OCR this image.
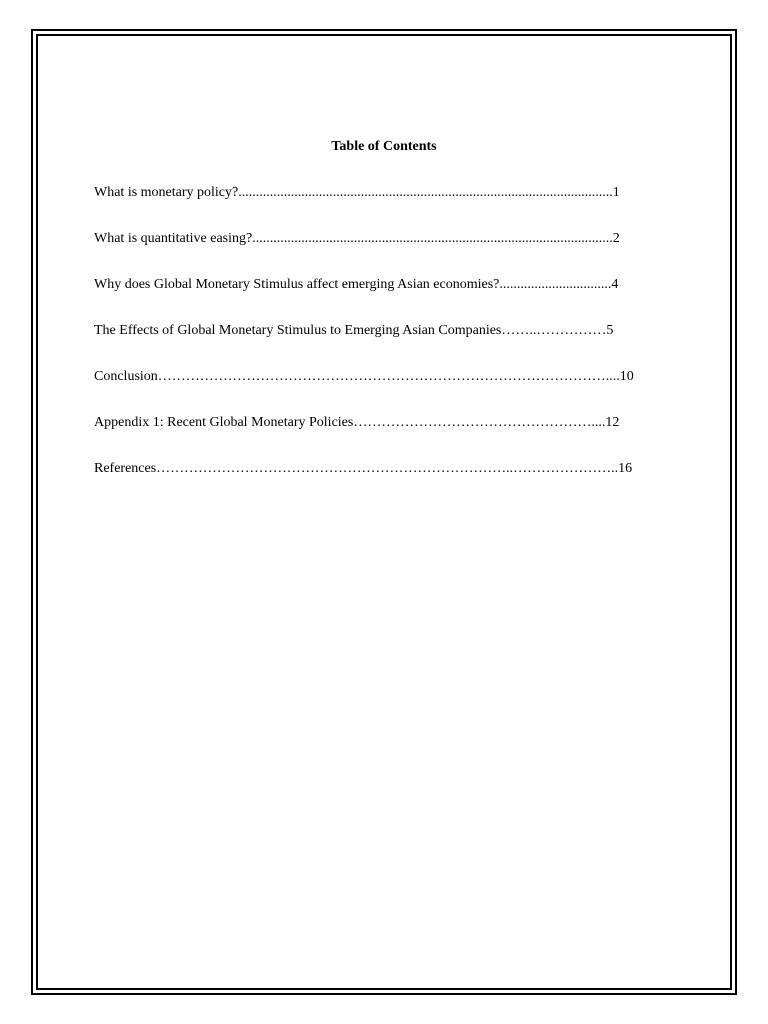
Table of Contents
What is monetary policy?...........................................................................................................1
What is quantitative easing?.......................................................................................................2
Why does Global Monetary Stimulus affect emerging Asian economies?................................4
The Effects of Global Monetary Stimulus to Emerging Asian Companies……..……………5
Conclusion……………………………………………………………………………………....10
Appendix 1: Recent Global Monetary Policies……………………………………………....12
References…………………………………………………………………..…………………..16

=-=-=-=-=

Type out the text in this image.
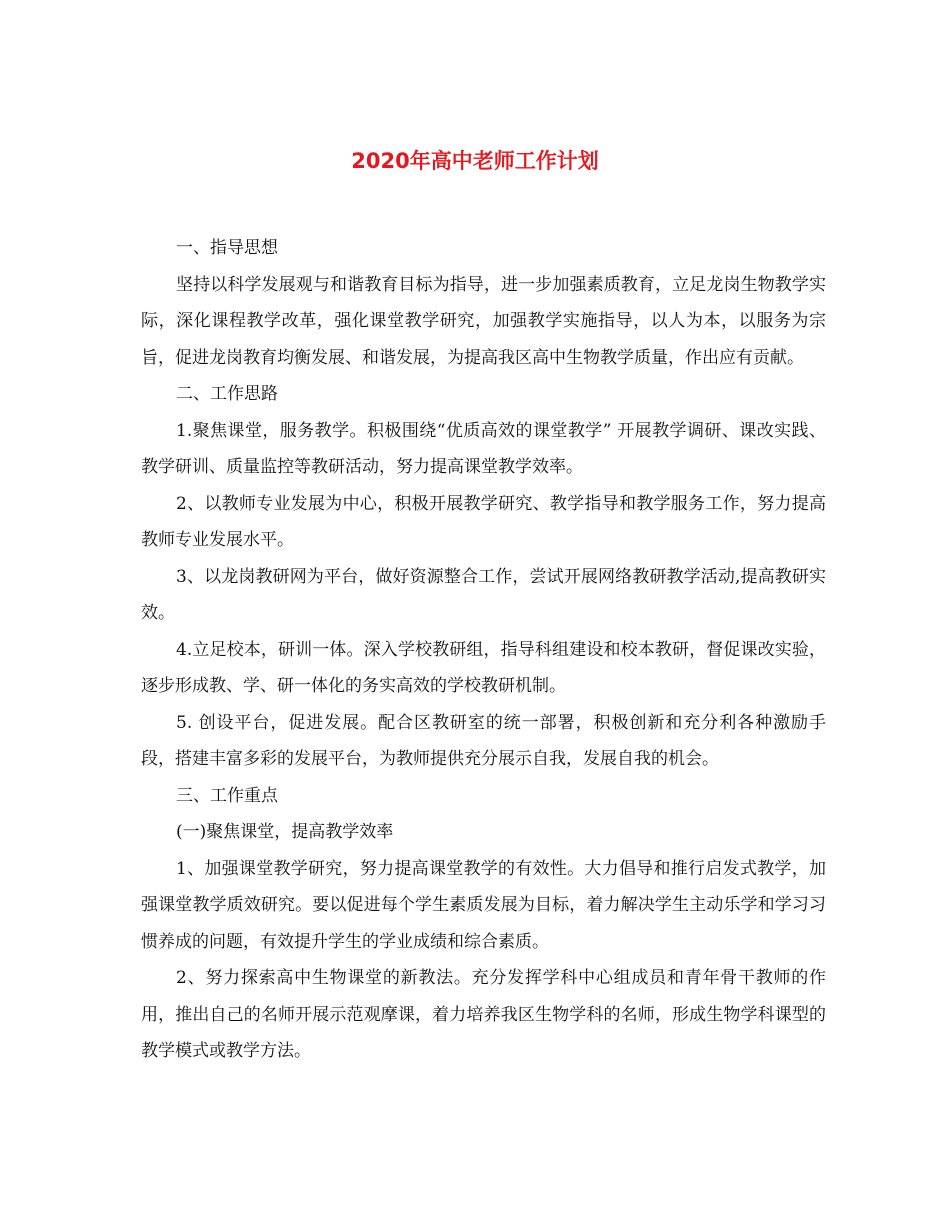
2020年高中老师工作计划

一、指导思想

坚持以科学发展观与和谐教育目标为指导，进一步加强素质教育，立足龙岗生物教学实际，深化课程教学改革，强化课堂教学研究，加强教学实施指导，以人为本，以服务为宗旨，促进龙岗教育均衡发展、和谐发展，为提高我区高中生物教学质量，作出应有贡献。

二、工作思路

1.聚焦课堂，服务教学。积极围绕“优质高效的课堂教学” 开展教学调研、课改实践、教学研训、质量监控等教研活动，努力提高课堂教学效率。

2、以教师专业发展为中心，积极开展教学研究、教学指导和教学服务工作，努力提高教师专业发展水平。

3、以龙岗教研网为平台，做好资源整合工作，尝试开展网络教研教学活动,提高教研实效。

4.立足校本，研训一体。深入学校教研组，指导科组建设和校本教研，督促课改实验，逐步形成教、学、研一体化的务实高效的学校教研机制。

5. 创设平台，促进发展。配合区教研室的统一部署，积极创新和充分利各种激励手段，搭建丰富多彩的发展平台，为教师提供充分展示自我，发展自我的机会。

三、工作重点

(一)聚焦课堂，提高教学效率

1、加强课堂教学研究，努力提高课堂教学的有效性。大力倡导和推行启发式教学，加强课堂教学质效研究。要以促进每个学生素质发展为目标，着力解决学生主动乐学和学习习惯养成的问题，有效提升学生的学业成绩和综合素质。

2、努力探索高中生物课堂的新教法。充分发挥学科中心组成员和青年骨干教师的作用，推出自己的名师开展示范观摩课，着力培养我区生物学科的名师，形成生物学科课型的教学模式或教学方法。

=-=-=-=-=

__TASK STATEMENT__
For the data above, state only how many lines include the word "What".

__OUTPUT OF THE EXERCISE__
2